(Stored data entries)
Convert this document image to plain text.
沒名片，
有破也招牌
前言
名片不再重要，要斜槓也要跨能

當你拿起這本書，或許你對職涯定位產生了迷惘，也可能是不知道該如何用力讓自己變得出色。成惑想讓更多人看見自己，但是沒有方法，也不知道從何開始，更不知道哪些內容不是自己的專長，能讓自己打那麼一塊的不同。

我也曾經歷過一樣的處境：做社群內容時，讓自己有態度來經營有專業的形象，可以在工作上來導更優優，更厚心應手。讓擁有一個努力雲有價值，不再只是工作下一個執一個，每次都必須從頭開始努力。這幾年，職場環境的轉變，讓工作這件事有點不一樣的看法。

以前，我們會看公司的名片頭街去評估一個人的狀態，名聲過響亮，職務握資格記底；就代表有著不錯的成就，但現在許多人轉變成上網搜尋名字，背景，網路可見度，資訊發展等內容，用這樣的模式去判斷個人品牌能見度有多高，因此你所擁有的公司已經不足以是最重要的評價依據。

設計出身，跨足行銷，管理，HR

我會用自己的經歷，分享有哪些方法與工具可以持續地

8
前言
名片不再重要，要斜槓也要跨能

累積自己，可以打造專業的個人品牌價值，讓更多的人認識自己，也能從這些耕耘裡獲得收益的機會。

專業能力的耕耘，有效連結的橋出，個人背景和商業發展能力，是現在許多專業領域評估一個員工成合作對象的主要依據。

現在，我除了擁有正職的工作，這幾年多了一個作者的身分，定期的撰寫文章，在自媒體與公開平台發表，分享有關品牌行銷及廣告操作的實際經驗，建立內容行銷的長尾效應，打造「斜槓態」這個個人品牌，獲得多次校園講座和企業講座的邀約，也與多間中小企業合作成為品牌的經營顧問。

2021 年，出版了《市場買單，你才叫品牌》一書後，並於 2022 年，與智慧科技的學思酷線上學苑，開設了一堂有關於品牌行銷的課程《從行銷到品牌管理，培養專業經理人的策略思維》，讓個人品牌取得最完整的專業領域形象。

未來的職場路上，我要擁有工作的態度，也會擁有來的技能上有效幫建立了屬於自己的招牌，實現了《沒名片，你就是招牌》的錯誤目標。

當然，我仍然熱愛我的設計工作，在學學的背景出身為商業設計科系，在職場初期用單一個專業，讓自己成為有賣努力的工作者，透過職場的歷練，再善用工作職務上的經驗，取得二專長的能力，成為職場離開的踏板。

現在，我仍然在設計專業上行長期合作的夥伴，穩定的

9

==

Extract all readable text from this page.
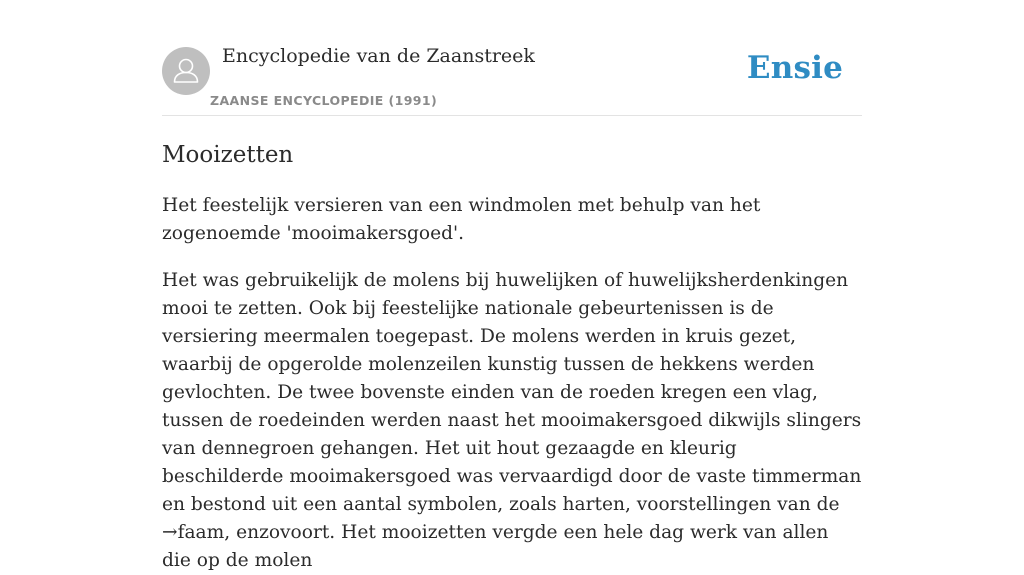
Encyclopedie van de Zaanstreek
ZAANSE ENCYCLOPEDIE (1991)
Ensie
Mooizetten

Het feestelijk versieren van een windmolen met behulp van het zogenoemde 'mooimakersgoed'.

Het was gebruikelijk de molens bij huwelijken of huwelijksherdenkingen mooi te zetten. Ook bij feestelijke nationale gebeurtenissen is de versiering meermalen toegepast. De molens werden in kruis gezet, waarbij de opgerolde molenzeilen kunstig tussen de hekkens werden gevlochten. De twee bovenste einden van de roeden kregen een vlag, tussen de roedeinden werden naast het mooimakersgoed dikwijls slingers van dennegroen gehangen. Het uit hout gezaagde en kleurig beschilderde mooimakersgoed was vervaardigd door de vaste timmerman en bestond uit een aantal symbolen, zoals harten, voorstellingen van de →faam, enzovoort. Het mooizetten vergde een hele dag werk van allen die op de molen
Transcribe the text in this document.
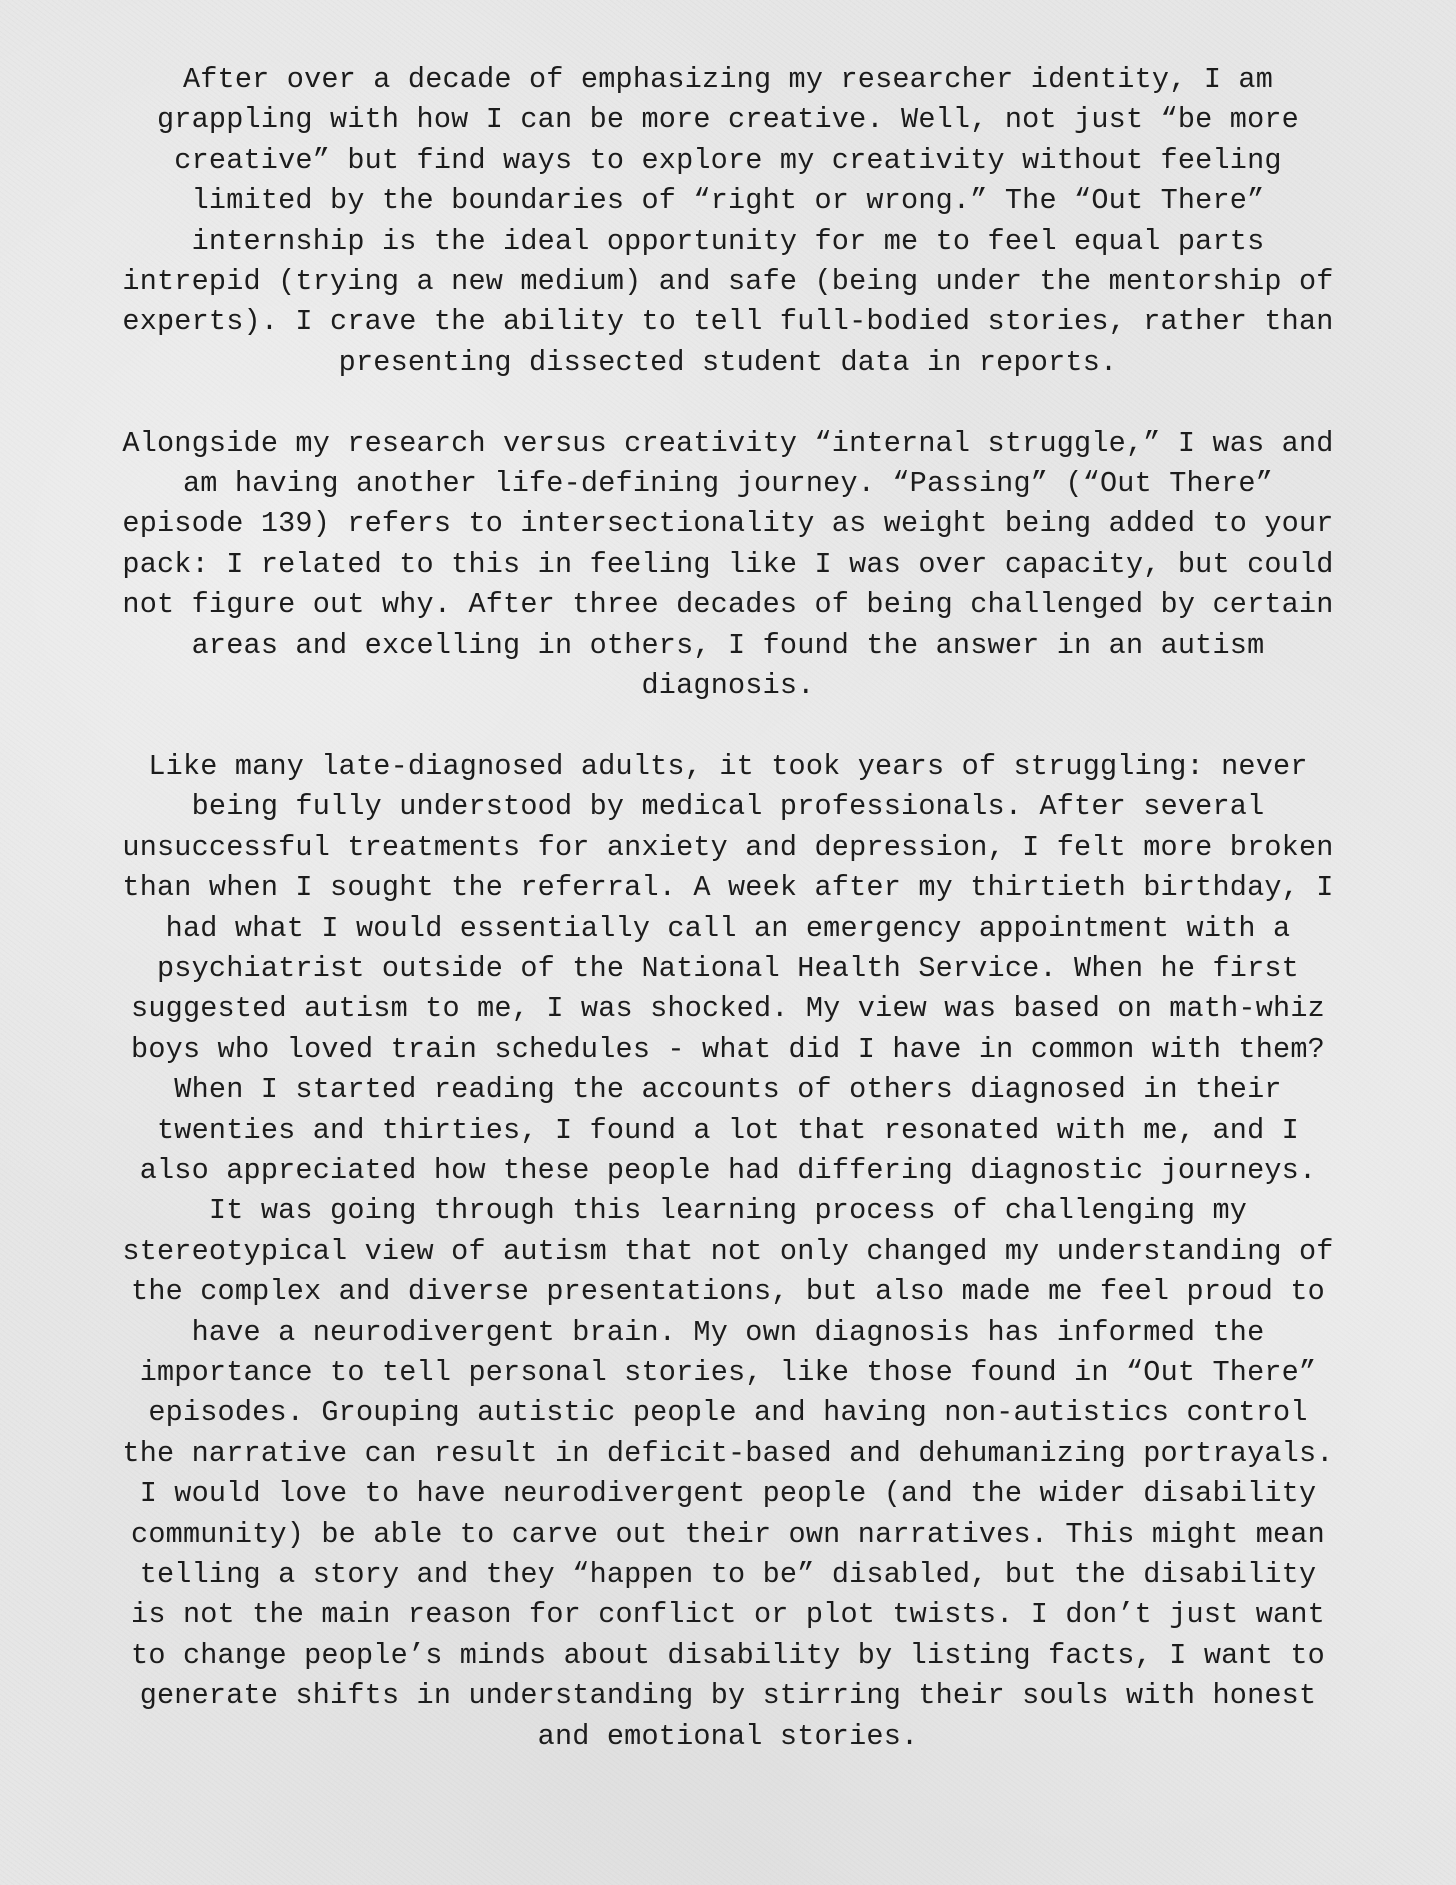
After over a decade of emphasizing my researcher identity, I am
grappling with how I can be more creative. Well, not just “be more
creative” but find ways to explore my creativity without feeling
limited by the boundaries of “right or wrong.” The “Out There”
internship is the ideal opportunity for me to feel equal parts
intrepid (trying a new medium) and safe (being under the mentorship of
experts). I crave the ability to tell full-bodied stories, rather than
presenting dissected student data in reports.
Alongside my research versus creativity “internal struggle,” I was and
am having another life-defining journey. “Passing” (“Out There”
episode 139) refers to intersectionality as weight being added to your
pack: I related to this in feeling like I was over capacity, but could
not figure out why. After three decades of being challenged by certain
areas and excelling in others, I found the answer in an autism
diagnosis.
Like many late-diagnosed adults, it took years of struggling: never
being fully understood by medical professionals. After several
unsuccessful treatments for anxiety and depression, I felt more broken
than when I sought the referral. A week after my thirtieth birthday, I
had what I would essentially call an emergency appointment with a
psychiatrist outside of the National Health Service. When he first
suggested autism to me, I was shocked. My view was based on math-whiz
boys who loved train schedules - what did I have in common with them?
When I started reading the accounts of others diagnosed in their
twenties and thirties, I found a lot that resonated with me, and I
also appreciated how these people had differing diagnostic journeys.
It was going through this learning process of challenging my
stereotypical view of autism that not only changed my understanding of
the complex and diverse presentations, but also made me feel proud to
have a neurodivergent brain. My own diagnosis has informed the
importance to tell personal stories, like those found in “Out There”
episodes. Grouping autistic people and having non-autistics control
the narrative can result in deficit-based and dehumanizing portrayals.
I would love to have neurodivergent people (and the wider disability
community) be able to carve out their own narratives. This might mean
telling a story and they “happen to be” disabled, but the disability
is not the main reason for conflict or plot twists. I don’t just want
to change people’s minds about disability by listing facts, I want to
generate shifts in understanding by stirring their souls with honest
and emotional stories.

---

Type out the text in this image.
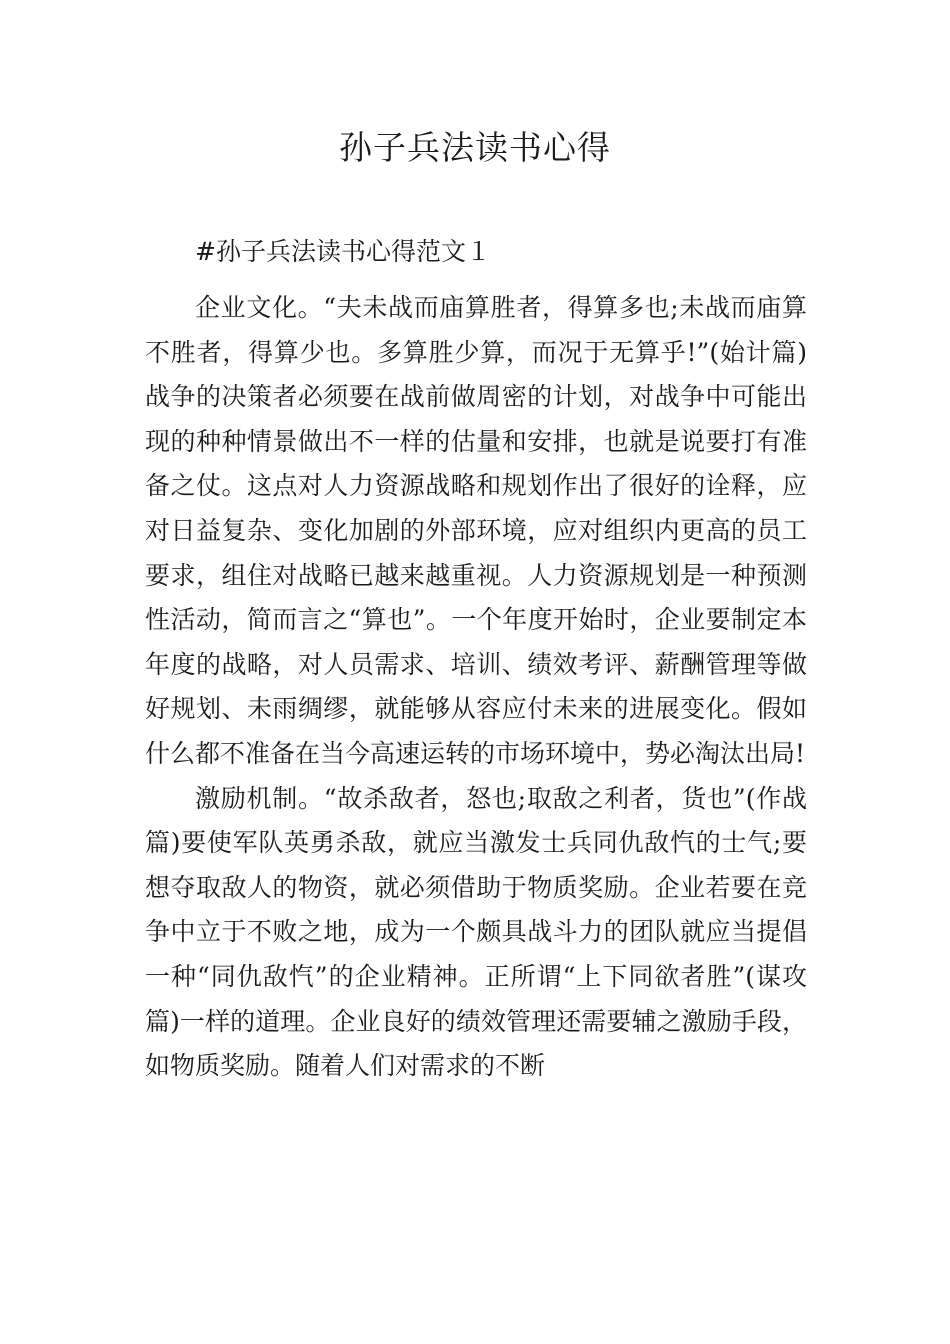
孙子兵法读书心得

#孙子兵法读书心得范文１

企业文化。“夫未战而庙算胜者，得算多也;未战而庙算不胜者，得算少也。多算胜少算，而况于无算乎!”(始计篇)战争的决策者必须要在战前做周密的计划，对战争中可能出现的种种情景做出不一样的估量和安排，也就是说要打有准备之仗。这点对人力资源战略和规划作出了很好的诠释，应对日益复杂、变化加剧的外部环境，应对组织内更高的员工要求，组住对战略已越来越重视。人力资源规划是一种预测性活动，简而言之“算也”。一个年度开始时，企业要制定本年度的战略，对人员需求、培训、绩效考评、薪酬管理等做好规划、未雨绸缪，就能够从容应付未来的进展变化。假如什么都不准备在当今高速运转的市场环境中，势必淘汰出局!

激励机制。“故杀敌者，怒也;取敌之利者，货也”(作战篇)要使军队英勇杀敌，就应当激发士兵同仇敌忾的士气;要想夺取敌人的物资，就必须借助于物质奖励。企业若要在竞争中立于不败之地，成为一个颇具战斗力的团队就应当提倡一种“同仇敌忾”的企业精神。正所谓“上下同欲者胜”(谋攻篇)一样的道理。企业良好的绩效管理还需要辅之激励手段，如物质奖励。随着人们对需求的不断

▶ Problem statement: Identify all lines where the word "neurodivergent" shows up. Copy them.

▶ Completed task:
have a neurodivergent brain. My own diagnosis has informed the
I would love to have neurodivergent people (and the wider disability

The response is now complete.